Dhaka, Bangladesh. Photo: Vibeke Quaade

In her thesis, Rebeca is criticising existing hygiene interventions that focus on the motivation to wash your hands. To her, hygiene is a social practice and we need to come up with new messages that will encourage people to practice good hygiene. Telling people that you will be germ-free from washing hands is not enough.

Rebeca thinks we need to understand the social and cultural practices, if we want to come up with something different in order to prevent transmission:

“It is interesting to look at religious practices in relation to this matter. Muslim people who pray five times a day are using more water and they are much more concerned about their hygiene practices, and they are more conscious and careful when they clean themselves for religious purpose. So incorporating religious perspectives as the motivation of hygiene practices may help to improve hygiene practices instead of only aiming for germ-free bodies as motivation, which should be explored in the future effort” Rebeca argues.

When you work with post-outbreak interventions or disease preventive efforts in urban communities in Bangladesh, you need to design your messages to fit the community:

Combine the biomedical knowledge and the community knowledge and translating both together to come up with a new knowledge, which both the public health research practitioners, as well as the local community you are working with understand, is essential. If the message is not clear, how will the practitioners working to prevent the disease be successful, Rebeca reminds us.

In the last 30 years, we have seen numerous efforts when it comes to improving peoples’ hand hygiene and other hygiene practices. Globally, only 19% of people comply with hand hygiene recommendations. Rebeca is however hopeful:

It’s not easy to change people’s behaviour but I am sure that health and hygiene research, like the one we are doing here, will come up with some new technologies and methods, which will prove useful in terms of changing peoples’ hygiene practices.

Water storage and collection in East Arichpur, Dhaka. Photo: Rebecca Sultana.

The cholera-phone

A research team including Rebeca came up with a community-based surveillance system to detect disease. Using mobile technology for disease surveillance is not new but it is the first time it has been used to survey diarrhoea and cholera in the community.

We came up with the Cholera phone – a mobile phone disease prevalence data collection system – that worked really well in combination with qualitative research. We gave the participants in the study a mobile phone so they could do the reporting to us. This disease surveillance system could be used in other contexts or places. People today have mobile phones, even in the most remote places. More than 90% of people in Bangladesh have mobile phones, many of which are smartphones. So there is potential to develop this disease surveillance method further, maybe with a new app, Rebecca says

Read the full article here https://globalhealth.ku.dk/news/2021/the-fight-against-diarrheal-diseases-in-bangladesh/

Combating Cholera Caused by Climate Change in Bangladesh (C5) is a multi-disciplinary study that examines the risk and effects of climate-induced cholera on water stress on household hygiene in Bangladesh. The objective of the research project is to provide a holistic understanding of low-income community life in terms of water stress, diarrhoea and cholera. The project included five PhDs looking at it from five different perspectives: public health, anthropology, two microbiology researchers and an environmental engineer. It is a joint project between UCPH, Dhaka University and icddr,b, funded by DANIDA.
^^^^^^^^^^^^^^^^
According to the article on hygiene and cholera in Bangladesh, what share of people worldwide comply with hand hygiene recommendations? The material after this point is separate from the article above.
^^^^^^^^^^^^^^^^
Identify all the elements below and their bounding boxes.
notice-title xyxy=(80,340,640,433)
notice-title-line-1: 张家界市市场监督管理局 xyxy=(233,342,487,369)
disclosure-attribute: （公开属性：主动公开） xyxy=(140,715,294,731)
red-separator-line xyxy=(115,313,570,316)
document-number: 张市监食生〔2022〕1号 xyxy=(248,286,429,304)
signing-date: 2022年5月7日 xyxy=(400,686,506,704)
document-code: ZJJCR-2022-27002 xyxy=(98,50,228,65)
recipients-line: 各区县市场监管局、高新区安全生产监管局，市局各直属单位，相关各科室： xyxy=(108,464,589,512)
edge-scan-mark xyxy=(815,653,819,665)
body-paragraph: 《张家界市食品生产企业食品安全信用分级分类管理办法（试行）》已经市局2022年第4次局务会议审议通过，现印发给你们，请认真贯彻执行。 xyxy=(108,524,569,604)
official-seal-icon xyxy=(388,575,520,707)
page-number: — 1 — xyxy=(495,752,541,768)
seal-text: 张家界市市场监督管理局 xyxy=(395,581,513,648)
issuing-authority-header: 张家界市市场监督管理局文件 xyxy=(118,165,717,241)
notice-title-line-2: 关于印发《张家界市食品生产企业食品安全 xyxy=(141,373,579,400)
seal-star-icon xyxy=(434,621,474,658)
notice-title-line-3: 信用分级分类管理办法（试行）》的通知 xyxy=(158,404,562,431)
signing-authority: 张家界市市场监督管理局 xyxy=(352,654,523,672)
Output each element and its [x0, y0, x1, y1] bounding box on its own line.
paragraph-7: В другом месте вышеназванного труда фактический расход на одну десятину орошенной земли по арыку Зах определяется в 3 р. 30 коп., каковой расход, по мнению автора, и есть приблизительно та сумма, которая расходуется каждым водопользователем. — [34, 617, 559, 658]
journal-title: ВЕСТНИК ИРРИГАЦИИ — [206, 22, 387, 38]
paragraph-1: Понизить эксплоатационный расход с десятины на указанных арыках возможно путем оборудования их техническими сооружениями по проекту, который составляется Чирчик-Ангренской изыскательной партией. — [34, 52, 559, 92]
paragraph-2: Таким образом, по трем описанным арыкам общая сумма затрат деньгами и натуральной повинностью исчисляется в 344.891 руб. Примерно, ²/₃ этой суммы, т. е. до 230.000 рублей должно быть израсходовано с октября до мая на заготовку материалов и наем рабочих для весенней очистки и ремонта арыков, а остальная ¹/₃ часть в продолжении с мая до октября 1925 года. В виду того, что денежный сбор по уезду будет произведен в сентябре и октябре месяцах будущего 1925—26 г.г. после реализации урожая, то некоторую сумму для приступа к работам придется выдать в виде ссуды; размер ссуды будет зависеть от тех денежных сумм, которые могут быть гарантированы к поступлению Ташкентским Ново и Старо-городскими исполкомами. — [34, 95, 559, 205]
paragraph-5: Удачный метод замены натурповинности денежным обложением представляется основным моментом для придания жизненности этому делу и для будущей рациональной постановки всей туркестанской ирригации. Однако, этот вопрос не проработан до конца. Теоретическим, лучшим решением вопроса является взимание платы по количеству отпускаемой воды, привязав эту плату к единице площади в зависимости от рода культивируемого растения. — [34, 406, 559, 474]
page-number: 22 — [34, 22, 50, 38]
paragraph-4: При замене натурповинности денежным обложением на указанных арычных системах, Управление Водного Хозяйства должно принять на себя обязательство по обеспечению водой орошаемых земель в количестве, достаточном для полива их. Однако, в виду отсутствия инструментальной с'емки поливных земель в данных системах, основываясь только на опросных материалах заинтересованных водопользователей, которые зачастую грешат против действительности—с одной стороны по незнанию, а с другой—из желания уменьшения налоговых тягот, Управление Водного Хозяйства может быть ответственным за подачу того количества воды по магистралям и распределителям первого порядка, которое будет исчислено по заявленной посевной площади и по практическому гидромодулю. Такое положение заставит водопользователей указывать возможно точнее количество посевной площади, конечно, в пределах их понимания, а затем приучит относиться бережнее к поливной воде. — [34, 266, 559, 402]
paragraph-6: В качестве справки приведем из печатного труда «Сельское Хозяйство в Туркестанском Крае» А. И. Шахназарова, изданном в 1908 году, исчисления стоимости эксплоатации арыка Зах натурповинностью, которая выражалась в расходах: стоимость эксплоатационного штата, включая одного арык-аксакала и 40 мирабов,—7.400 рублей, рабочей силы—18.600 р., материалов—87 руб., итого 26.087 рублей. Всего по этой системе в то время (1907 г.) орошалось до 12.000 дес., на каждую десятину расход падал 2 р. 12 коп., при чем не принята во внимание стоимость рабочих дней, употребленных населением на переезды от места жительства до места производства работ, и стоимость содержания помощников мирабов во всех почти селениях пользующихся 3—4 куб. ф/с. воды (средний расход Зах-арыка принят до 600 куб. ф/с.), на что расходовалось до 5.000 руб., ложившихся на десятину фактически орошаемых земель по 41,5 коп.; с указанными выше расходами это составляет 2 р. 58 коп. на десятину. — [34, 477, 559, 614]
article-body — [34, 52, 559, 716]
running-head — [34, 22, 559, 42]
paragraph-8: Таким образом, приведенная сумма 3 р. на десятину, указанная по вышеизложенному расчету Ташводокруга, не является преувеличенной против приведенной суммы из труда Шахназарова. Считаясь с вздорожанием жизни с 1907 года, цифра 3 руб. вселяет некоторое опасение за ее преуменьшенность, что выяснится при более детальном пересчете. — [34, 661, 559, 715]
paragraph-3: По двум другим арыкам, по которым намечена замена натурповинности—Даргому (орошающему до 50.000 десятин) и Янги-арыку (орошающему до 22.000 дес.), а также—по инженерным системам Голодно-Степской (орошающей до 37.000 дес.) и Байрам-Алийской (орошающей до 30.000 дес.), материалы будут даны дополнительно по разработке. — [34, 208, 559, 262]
^^^^^^^^^^^^^^^^
## Your solution
Only 19%.